**SET PROBLEM**
Copy the records below word for word, from their first line through the line containing "table-row xyxy=(7,1765,1516,1832)", with both of those lines included.

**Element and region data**
------------------------------------------------------------

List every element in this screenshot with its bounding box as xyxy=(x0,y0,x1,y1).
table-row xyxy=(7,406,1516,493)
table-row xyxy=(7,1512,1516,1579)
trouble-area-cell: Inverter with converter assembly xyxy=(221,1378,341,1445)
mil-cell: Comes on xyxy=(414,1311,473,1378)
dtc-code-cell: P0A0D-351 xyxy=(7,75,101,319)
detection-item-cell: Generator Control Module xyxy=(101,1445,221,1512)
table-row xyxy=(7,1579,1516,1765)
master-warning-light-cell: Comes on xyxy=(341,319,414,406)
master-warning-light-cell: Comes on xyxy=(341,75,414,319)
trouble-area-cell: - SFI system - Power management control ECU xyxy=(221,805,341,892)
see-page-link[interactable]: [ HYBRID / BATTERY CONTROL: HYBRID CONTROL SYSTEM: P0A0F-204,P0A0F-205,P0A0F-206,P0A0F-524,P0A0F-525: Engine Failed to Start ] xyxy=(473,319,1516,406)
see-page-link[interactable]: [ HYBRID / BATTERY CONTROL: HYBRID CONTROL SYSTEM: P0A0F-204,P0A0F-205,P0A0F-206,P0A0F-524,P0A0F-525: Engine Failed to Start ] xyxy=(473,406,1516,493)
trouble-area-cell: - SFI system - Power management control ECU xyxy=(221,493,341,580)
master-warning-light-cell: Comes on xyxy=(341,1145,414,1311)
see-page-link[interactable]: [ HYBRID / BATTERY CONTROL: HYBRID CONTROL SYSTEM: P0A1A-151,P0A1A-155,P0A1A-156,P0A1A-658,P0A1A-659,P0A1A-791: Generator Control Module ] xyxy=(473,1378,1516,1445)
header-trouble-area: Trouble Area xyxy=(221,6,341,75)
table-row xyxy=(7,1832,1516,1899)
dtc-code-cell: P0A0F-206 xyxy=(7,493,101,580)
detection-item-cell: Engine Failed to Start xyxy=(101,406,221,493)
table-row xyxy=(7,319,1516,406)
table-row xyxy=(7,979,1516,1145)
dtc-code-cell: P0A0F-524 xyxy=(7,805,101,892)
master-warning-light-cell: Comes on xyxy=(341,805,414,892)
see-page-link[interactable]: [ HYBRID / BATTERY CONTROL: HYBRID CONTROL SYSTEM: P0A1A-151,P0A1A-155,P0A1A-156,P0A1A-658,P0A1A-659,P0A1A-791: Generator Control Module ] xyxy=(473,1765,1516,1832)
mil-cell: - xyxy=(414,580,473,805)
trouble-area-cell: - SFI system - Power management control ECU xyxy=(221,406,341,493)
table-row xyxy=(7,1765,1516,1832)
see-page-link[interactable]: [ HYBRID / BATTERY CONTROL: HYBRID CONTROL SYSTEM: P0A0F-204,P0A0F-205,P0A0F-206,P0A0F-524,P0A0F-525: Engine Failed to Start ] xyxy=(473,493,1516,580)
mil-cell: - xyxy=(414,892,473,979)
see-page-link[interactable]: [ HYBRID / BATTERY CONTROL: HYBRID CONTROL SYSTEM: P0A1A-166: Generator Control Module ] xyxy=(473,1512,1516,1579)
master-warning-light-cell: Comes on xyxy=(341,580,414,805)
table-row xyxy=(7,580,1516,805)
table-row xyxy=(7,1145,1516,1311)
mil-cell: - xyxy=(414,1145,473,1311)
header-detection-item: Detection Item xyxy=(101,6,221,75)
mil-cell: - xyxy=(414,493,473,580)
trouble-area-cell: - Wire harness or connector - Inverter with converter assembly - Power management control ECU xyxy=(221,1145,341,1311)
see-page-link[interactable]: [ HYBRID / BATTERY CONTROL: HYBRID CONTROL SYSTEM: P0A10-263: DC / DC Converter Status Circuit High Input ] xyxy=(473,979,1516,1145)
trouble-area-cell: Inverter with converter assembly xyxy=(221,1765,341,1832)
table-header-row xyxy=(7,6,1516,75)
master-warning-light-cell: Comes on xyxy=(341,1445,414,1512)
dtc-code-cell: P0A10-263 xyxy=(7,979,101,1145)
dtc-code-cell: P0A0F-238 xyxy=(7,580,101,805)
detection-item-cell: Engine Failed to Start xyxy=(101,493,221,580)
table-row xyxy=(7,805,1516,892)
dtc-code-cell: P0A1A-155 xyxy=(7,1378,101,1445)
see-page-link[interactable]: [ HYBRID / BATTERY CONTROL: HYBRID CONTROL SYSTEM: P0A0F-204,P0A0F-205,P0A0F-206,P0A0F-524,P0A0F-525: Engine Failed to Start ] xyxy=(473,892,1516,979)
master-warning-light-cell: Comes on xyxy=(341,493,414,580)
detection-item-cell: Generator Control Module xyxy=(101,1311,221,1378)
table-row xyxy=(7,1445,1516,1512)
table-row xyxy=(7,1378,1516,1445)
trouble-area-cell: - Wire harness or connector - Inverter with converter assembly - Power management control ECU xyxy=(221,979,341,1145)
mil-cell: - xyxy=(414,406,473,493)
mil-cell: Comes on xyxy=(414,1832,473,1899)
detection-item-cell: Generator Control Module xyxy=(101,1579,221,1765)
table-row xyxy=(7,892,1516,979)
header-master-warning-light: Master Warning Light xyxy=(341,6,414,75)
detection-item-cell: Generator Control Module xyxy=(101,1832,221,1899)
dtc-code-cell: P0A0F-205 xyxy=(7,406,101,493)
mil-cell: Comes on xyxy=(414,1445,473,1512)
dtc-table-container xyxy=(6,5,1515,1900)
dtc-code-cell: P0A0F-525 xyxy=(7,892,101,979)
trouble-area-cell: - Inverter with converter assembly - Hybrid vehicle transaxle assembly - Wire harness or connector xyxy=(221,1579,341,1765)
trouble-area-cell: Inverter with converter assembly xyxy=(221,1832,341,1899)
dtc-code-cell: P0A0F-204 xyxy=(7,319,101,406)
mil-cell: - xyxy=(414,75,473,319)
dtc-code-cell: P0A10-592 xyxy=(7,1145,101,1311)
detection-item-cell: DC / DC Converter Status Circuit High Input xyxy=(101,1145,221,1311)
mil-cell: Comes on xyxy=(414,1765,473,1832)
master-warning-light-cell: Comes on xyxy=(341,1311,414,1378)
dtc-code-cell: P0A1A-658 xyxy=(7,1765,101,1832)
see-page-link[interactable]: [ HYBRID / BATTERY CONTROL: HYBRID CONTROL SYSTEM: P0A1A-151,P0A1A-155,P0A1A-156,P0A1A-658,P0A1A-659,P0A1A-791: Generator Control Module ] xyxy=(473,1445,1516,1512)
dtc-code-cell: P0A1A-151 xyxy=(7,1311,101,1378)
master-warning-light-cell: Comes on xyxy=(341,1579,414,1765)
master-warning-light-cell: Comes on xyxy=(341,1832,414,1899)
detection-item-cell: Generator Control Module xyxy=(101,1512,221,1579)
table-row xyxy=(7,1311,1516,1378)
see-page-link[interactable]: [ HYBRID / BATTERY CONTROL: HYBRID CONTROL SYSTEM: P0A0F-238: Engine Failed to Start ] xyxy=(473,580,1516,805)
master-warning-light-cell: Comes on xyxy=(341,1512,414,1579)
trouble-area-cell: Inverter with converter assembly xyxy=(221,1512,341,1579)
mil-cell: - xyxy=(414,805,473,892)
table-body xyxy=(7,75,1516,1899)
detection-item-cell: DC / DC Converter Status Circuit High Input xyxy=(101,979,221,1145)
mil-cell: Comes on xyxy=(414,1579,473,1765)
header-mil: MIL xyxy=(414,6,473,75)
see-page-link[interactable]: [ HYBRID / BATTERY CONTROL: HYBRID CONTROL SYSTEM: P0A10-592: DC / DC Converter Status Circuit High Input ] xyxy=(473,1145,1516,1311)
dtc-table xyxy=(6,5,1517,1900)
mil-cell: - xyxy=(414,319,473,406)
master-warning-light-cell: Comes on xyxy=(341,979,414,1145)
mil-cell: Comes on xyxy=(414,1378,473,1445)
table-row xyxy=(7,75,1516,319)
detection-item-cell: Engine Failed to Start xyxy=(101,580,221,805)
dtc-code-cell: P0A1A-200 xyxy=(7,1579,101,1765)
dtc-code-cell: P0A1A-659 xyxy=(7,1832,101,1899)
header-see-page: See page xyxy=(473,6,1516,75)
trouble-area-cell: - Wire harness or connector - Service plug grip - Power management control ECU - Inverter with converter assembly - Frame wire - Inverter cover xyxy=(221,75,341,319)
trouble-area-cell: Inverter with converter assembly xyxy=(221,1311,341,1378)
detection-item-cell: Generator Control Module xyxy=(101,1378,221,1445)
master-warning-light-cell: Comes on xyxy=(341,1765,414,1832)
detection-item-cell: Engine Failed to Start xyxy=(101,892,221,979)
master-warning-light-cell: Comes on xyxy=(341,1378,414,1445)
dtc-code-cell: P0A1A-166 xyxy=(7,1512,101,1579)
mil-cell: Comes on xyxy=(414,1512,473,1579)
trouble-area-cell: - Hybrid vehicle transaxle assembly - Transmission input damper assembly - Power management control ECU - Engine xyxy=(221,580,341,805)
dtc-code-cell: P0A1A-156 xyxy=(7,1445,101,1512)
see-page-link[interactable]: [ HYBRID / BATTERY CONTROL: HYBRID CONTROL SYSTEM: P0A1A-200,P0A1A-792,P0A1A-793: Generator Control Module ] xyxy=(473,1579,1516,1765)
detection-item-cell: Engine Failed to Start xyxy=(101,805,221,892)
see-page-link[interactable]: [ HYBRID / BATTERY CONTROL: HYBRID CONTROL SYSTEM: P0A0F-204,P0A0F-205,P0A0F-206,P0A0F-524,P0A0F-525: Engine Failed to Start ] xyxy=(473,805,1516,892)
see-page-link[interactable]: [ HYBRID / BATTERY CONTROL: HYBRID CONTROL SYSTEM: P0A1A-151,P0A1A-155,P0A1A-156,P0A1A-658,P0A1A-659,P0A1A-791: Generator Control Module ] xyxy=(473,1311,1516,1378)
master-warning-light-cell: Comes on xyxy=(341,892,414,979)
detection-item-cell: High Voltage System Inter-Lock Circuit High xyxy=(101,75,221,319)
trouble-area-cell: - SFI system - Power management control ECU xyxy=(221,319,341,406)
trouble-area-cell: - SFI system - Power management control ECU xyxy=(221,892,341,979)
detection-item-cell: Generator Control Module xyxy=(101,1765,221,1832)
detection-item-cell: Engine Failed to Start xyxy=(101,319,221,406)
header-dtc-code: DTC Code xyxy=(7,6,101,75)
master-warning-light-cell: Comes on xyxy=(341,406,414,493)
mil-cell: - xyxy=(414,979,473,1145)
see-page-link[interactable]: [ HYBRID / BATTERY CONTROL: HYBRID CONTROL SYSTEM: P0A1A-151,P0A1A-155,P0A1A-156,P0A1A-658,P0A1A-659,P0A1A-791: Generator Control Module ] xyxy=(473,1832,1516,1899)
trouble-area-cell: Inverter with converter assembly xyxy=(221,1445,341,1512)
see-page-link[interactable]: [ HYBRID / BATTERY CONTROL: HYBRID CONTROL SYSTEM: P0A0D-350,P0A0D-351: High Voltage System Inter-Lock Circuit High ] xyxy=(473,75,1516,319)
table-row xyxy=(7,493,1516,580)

------------------------------------------------------------

**EXPECTED ANSWER**
List every element in this screenshot with its bounding box as xyxy=(x0,y0,x1,y1).
table-row xyxy=(7,406,1516,493)
table-row xyxy=(7,1512,1516,1579)
trouble-area-cell: Inverter with converter assembly xyxy=(221,1378,341,1445)
mil-cell: Comes on xyxy=(414,1311,473,1378)
dtc-code-cell: P0A0D-351 xyxy=(7,75,101,319)
detection-item-cell: Generator Control Module xyxy=(101,1445,221,1512)
table-row xyxy=(7,1579,1516,1765)
master-warning-light-cell: Comes on xyxy=(341,319,414,406)
master-warning-light-cell: Comes on xyxy=(341,75,414,319)
trouble-area-cell: - SFI system - Power management control ECU xyxy=(221,805,341,892)
see-page-link[interactable]: [ HYBRID / BATTERY CONTROL: HYBRID CONTROL SYSTEM: P0A0F-204,P0A0F-205,P0A0F-206,P0A0F-524,P0A0F-525: Engine Failed to Start ] xyxy=(473,319,1516,406)
see-page-link[interactable]: [ HYBRID / BATTERY CONTROL: HYBRID CONTROL SYSTEM: P0A0F-204,P0A0F-205,P0A0F-206,P0A0F-524,P0A0F-525: Engine Failed to Start ] xyxy=(473,406,1516,493)
trouble-area-cell: - SFI system - Power management control ECU xyxy=(221,493,341,580)
master-warning-light-cell: Comes on xyxy=(341,1145,414,1311)
see-page-link[interactable]: [ HYBRID / BATTERY CONTROL: HYBRID CONTROL SYSTEM: P0A1A-151,P0A1A-155,P0A1A-156,P0A1A-658,P0A1A-659,P0A1A-791: Generator Control Module ] xyxy=(473,1378,1516,1445)
header-trouble-area: Trouble Area xyxy=(221,6,341,75)
table-row xyxy=(7,1832,1516,1899)
dtc-code-cell: P0A0F-206 xyxy=(7,493,101,580)
detection-item-cell: Engine Failed to Start xyxy=(101,406,221,493)
table-row xyxy=(7,319,1516,406)
table-row xyxy=(7,979,1516,1145)
dtc-code-cell: P0A0F-524 xyxy=(7,805,101,892)
master-warning-light-cell: Comes on xyxy=(341,805,414,892)
see-page-link[interactable]: [ HYBRID / BATTERY CONTROL: HYBRID CONTROL SYSTEM: P0A1A-151,P0A1A-155,P0A1A-156,P0A1A-658,P0A1A-659,P0A1A-791: Generator Control Module ] xyxy=(473,1765,1516,1832)
mil-cell: - xyxy=(414,580,473,805)
trouble-area-cell: - SFI system - Power management control ECU xyxy=(221,406,341,493)
table-row xyxy=(7,1765,1516,1832)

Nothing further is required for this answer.